Stated problem >> Answer with nothing but a number: how many lines include the word "Phone"?

-- Start Dataset content --

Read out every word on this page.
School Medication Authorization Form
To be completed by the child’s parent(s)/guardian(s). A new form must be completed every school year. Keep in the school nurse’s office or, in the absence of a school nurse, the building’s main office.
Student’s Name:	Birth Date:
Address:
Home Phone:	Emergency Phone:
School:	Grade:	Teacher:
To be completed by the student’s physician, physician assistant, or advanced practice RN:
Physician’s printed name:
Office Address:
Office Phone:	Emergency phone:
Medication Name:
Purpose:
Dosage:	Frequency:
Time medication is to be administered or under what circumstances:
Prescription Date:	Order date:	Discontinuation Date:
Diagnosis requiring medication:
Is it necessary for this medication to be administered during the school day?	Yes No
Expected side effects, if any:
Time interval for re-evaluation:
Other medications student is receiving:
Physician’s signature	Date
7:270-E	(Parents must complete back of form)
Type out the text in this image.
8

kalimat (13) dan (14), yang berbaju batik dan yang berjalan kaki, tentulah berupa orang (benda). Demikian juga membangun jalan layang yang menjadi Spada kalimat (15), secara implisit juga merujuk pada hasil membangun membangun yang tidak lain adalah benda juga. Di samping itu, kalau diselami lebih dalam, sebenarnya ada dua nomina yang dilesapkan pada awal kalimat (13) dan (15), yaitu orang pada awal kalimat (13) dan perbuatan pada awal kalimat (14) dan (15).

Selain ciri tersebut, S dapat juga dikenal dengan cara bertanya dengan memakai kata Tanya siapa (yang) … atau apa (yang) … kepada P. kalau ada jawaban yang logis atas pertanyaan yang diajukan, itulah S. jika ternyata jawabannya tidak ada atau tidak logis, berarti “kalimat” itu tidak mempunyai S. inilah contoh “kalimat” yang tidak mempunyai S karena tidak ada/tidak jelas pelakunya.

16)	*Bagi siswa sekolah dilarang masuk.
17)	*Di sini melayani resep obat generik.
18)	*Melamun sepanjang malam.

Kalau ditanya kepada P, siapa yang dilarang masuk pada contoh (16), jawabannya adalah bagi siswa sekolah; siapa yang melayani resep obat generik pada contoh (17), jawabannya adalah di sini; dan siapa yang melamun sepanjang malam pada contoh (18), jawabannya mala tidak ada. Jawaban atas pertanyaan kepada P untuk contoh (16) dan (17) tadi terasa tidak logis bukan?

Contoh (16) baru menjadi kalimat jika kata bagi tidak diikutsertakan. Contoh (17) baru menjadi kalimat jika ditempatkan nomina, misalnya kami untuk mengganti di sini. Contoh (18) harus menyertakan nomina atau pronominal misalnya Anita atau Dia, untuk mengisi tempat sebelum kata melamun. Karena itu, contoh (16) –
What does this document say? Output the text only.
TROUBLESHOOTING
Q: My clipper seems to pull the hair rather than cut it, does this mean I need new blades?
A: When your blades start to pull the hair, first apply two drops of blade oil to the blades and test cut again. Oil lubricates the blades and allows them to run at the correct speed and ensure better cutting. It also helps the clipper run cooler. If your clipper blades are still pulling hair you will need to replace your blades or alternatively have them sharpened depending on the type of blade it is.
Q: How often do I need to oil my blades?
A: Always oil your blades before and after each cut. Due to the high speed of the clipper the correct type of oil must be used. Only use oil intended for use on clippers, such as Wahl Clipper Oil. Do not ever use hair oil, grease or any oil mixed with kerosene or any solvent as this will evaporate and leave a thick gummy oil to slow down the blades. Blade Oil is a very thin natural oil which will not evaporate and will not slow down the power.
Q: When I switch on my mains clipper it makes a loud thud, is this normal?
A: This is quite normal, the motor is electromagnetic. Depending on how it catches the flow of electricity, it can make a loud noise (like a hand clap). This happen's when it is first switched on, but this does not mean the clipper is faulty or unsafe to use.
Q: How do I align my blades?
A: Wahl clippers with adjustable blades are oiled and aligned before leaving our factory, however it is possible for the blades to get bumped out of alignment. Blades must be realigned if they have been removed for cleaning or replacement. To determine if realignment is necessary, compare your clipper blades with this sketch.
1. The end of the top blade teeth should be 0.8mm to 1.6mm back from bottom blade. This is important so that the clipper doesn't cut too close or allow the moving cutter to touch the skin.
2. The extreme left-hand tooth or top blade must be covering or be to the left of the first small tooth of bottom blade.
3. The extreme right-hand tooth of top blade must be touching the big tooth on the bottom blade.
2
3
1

-- End Dataset content --

Output >> 2